**Instruction**
Transcribe all the entries word for word, but omit the images.

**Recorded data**
####################

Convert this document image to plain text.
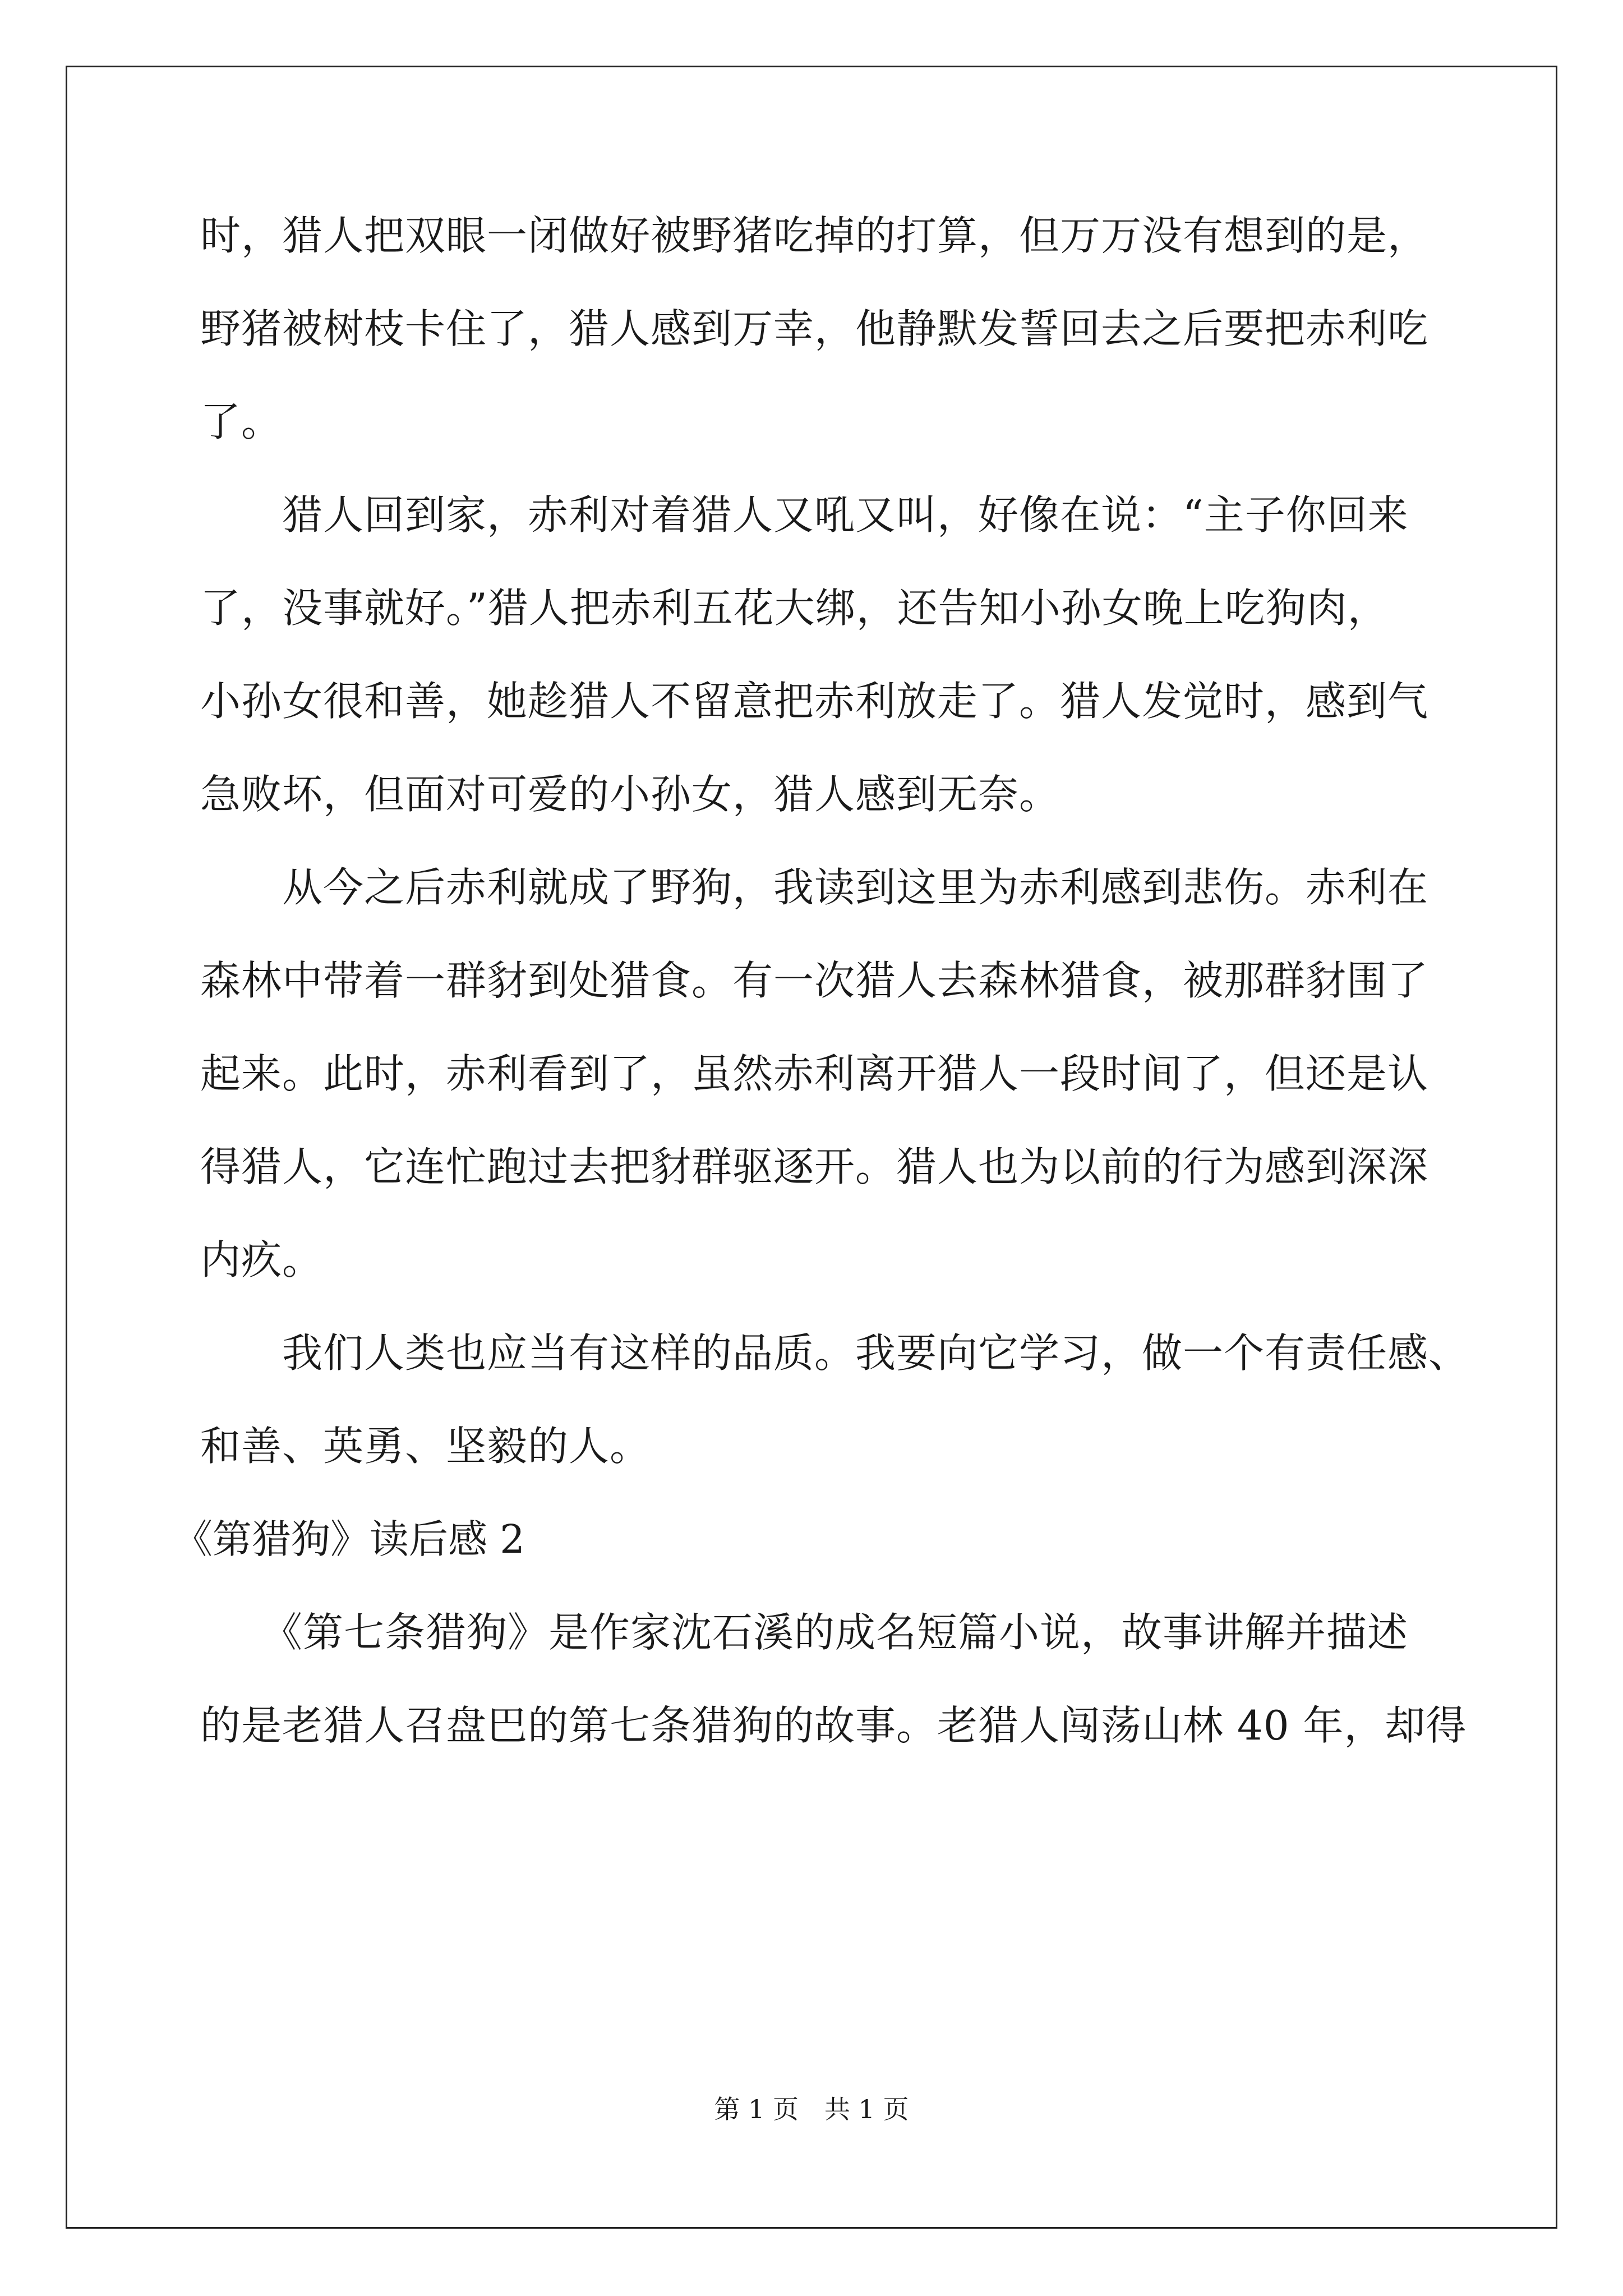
时，猎人把双眼一闭做好被野猪吃掉的打算，但万万没有想到的是，
野猪被树枝卡住了，猎人感到万幸，他静默发誓回去之后要把赤利吃
了。
　　猎人回到家，赤利对着猎人又吼又叫，好像在说：“主子你回来
了，没事就好。”猎人把赤利五花大绑，还告知小孙女晚上吃狗肉，
小孙女很和善，她趁猎人不留意把赤利放走了。猎人发觉时，感到气
急败坏，但面对可爱的小孙女，猎人感到无奈。
　　从今之后赤利就成了野狗，我读到这里为赤利感到悲伤。赤利在
森林中带着一群豺到处猎食。有一次猎人去森林猎食，被那群豺围了
起来。此时，赤利看到了，虽然赤利离开猎人一段时间了，但还是认
得猎人，它连忙跑过去把豺群驱逐开。猎人也为以前的行为感到深深
内疚。
　　我们人类也应当有这样的品质。我要向它学习，做一个有责任感、
和善、英勇、坚毅的人。
《第猎狗》读后感 2
　　《第七条猎狗》是作家沈石溪的成名短篇小说，故事讲解并描述
的是老猎人召盘巴的第七条猎狗的故事。老猎人闯荡山林 40 年，却得
第 1 页　共 1 页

####################

**Response to the task**
Convert this document image to plain text.
时，猎人把双眼一闭做好被野猪吃掉的打算，但万万没有想到的是，
野猪被树枝卡住了，猎人感到万幸，他静默发誓回去之后要把赤利吃
了。
　　猎人回到家，赤利对着猎人又吼又叫，好像在说：“主子你回来
了，没事就好。”猎人把赤利五花大绑，还告知小孙女晚上吃狗肉，
小孙女很和善，她趁猎人不留意把赤利放走了。猎人发觉时，感到气
急败坏，但面对可爱的小孙女，猎人感到无奈。
　　从今之后赤利就成了野狗，我读到这里为赤利感到悲伤。赤利在
森林中带着一群豺到处猎食。有一次猎人去森林猎食，被那群豺围了
起来。此时，赤利看到了，虽然赤利离开猎人一段时间了，但还是认
得猎人，它连忙跑过去把豺群驱逐开。猎人也为以前的行为感到深深
内疚。
　　我们人类也应当有这样的品质。我要向它学习，做一个有责任感、
和善、英勇、坚毅的人。
《第猎狗》读后感 2
　　《第七条猎狗》是作家沈石溪的成名短篇小说，故事讲解并描述
的是老猎人召盘巴的第七条猎狗的故事。老猎人闯荡山林 40 年，却得
第 1 页　共 1 页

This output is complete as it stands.